** Begin **
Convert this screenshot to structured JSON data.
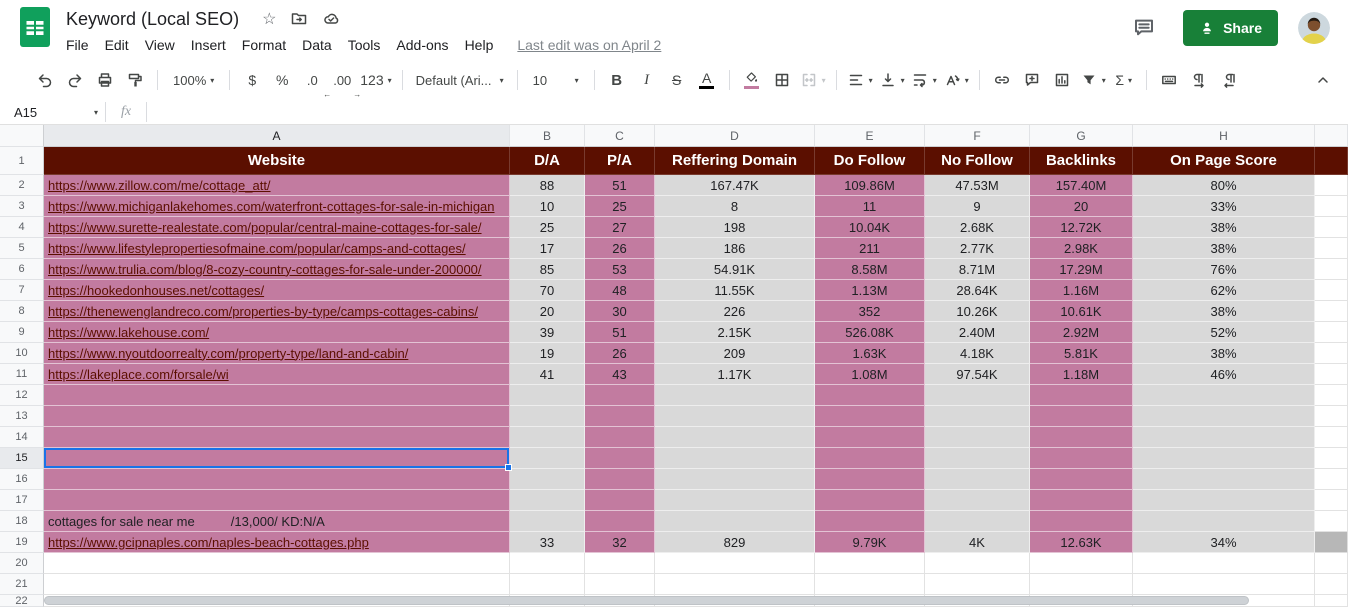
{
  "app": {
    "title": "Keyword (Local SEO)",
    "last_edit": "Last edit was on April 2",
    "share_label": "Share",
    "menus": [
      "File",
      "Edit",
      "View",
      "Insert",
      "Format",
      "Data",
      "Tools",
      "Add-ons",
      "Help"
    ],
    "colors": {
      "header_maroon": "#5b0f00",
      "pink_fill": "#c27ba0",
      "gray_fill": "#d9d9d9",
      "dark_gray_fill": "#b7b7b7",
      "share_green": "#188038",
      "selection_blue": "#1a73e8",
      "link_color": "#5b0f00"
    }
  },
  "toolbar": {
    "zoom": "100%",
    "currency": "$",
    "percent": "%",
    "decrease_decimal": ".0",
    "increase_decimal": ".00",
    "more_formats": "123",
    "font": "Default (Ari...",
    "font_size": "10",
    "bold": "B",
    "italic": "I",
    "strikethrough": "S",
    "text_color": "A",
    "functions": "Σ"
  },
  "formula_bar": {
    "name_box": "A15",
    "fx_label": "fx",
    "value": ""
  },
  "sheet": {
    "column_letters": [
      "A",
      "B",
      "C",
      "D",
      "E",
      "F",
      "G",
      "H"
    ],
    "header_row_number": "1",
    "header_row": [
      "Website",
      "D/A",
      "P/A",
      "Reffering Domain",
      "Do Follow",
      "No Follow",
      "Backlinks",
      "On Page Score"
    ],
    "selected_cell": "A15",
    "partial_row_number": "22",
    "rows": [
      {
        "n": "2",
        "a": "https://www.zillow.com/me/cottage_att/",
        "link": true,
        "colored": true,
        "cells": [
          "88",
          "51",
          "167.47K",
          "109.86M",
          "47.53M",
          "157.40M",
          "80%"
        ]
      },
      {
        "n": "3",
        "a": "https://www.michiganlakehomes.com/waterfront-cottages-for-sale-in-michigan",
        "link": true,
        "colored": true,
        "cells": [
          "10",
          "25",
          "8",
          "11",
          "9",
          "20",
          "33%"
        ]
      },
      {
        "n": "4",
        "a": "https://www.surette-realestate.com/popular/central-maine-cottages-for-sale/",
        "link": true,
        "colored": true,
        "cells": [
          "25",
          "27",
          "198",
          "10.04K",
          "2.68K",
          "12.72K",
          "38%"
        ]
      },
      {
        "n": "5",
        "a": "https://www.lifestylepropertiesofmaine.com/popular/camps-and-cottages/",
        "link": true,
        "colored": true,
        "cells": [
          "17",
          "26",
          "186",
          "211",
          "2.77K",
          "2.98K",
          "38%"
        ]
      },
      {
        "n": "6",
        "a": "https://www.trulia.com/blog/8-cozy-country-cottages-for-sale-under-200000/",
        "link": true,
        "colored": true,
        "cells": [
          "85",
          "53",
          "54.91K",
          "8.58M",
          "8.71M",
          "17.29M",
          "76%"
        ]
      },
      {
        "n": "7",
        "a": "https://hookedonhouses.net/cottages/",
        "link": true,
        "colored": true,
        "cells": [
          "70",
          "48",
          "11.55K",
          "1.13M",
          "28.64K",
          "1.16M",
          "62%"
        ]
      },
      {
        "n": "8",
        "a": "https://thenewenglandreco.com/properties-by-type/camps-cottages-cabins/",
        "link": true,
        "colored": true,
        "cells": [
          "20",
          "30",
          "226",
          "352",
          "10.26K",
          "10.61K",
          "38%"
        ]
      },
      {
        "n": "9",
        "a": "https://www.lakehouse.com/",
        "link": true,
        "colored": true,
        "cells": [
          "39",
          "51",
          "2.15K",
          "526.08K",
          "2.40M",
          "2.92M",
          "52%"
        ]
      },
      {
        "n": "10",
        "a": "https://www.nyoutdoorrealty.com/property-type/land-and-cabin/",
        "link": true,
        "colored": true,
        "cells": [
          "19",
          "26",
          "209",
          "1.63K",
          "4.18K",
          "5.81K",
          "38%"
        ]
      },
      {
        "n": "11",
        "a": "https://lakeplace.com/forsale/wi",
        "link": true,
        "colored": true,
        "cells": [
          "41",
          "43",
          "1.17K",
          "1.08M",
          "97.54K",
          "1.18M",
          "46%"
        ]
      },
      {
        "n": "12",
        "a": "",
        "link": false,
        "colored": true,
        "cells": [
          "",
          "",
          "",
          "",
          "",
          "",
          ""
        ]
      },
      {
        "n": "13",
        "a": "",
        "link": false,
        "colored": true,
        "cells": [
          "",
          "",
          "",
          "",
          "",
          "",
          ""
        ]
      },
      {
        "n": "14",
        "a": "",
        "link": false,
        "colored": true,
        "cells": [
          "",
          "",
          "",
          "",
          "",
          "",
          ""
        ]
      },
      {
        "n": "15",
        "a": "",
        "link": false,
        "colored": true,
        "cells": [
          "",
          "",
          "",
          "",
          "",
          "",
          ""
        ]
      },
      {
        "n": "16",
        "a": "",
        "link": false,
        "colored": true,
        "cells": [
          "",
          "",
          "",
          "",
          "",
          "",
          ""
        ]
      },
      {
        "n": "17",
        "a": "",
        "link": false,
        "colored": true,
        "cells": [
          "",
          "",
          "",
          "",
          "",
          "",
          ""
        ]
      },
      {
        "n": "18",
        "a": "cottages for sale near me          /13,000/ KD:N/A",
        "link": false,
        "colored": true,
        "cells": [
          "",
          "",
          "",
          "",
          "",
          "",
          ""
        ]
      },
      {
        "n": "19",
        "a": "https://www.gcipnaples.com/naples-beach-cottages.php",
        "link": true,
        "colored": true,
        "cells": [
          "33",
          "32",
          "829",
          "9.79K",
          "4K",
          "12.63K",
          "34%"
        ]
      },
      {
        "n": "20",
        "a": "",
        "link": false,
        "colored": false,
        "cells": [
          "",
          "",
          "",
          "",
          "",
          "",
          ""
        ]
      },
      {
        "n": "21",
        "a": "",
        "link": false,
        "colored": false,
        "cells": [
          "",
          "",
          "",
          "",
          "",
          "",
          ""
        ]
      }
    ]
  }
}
** End **
SHORT EXERCISE:
Pictures are to be left out; the records above must be repeated word for word.

RESPONSE TO THIS EXERCISE:
Convert this screenshot to structured JSON data.
{
  "app": {
    "title": "Keyword (Local SEO)",
    "last_edit": "Last edit was on April 2",
    "share_label": "Share",
    "menus": [
      "File",
      "Edit",
      "View",
      "Insert",
      "Format",
      "Data",
      "Tools",
      "Add-ons",
      "Help"
    ],
    "colors": {
      "header_maroon": "#5b0f00",
      "pink_fill": "#c27ba0",
      "gray_fill": "#d9d9d9",
      "dark_gray_fill": "#b7b7b7",
      "share_green": "#188038",
      "selection_blue": "#1a73e8",
      "link_color": "#5b0f00"
    }
  },
  "toolbar": {
    "zoom": "100%",
    "currency": "$",
    "percent": "%",
    "decrease_decimal": ".0",
    "increase_decimal": ".00",
    "more_formats": "123",
    "font": "Default (Ari...",
    "font_size": "10",
    "bold": "B",
    "italic": "I",
    "strikethrough": "S",
    "text_color": "A",
    "functions": "Σ"
  },
  "formula_bar": {
    "name_box": "A15",
    "fx_label": "fx",
    "value": ""
  },
  "sheet": {
    "column_letters": [
      "A",
      "B",
      "C",
      "D",
      "E",
      "F",
      "G",
      "H"
    ],
    "header_row_number": "1",
    "header_row": [
      "Website",
      "D/A",
      "P/A",
      "Reffering Domain",
      "Do Follow",
      "No Follow",
      "Backlinks",
      "On Page Score"
    ],
    "selected_cell": "A15",
    "partial_row_number": "22",
    "rows": [
      {
        "n": "2",
        "a": "https://www.zillow.com/me/cottage_att/",
        "link": true,
        "colored": true,
        "cells": [
          "88",
          "51",
          "167.47K",
          "109.86M",
          "47.53M",
          "157.40M",
          "80%"
        ]
      },
      {
        "n": "3",
        "a": "https://www.michiganlakehomes.com/waterfront-cottages-for-sale-in-michigan",
        "link": true,
        "colored": true,
        "cells": [
          "10",
          "25",
          "8",
          "11",
          "9",
          "20",
          "33%"
        ]
      },
      {
        "n": "4",
        "a": "https://www.surette-realestate.com/popular/central-maine-cottages-for-sale/",
        "link": true,
        "colored": true,
        "cells": [
          "25",
          "27",
          "198",
          "10.04K",
          "2.68K",
          "12.72K",
          "38%"
        ]
      },
      {
        "n": "5",
        "a": "https://www.lifestylepropertiesofmaine.com/popular/camps-and-cottages/",
        "link": true,
        "colored": true,
        "cells": [
          "17",
          "26",
          "186",
          "211",
          "2.77K",
          "2.98K",
          "38%"
        ]
      },
      {
        "n": "6",
        "a": "https://www.trulia.com/blog/8-cozy-country-cottages-for-sale-under-200000/",
        "link": true,
        "colored": true,
        "cells": [
          "85",
          "53",
          "54.91K",
          "8.58M",
          "8.71M",
          "17.29M",
          "76%"
        ]
      },
      {
        "n": "7",
        "a": "https://hookedonhouses.net/cottages/",
        "link": true,
        "colored": true,
        "cells": [
          "70",
          "48",
          "11.55K",
          "1.13M",
          "28.64K",
          "1.16M",
          "62%"
        ]
      },
      {
        "n": "8",
        "a": "https://thenewenglandreco.com/properties-by-type/camps-cottages-cabins/",
        "link": true,
        "colored": true,
        "cells": [
          "20",
          "30",
          "226",
          "352",
          "10.26K",
          "10.61K",
          "38%"
        ]
      },
      {
        "n": "9",
        "a": "https://www.lakehouse.com/",
        "link": true,
        "colored": true,
        "cells": [
          "39",
          "51",
          "2.15K",
          "526.08K",
          "2.40M",
          "2.92M",
          "52%"
        ]
      },
      {
        "n": "10",
        "a": "https://www.nyoutdoorrealty.com/property-type/land-and-cabin/",
        "link": true,
        "colored": true,
        "cells": [
          "19",
          "26",
          "209",
          "1.63K",
          "4.18K",
          "5.81K",
          "38%"
        ]
      },
      {
        "n": "11",
        "a": "https://lakeplace.com/forsale/wi",
        "link": true,
        "colored": true,
        "cells": [
          "41",
          "43",
          "1.17K",
          "1.08M",
          "97.54K",
          "1.18M",
          "46%"
        ]
      },
      {
        "n": "12",
        "a": "",
        "link": false,
        "colored": true,
        "cells": [
          "",
          "",
          "",
          "",
          "",
          "",
          ""
        ]
      },
      {
        "n": "13",
        "a": "",
        "link": false,
        "colored": true,
        "cells": [
          "",
          "",
          "",
          "",
          "",
          "",
          ""
        ]
      },
      {
        "n": "14",
        "a": "",
        "link": false,
        "colored": true,
        "cells": [
          "",
          "",
          "",
          "",
          "",
          "",
          ""
        ]
      },
      {
        "n": "15",
        "a": "",
        "link": false,
        "colored": true,
        "cells": [
          "",
          "",
          "",
          "",
          "",
          "",
          ""
        ]
      },
      {
        "n": "16",
        "a": "",
        "link": false,
        "colored": true,
        "cells": [
          "",
          "",
          "",
          "",
          "",
          "",
          ""
        ]
      },
      {
        "n": "17",
        "a": "",
        "link": false,
        "colored": true,
        "cells": [
          "",
          "",
          "",
          "",
          "",
          "",
          ""
        ]
      },
      {
        "n": "18",
        "a": "cottages for sale near me          /13,000/ KD:N/A",
        "link": false,
        "colored": true,
        "cells": [
          "",
          "",
          "",
          "",
          "",
          "",
          ""
        ]
      },
      {
        "n": "19",
        "a": "https://www.gcipnaples.com/naples-beach-cottages.php",
        "link": true,
        "colored": true,
        "cells": [
          "33",
          "32",
          "829",
          "9.79K",
          "4K",
          "12.63K",
          "34%"
        ]
      },
      {
        "n": "20",
        "a": "",
        "link": false,
        "colored": false,
        "cells": [
          "",
          "",
          "",
          "",
          "",
          "",
          ""
        ]
      },
      {
        "n": "21",
        "a": "",
        "link": false,
        "colored": false,
        "cells": [
          "",
          "",
          "",
          "",
          "",
          "",
          ""
        ]
      }
    ]
  }
}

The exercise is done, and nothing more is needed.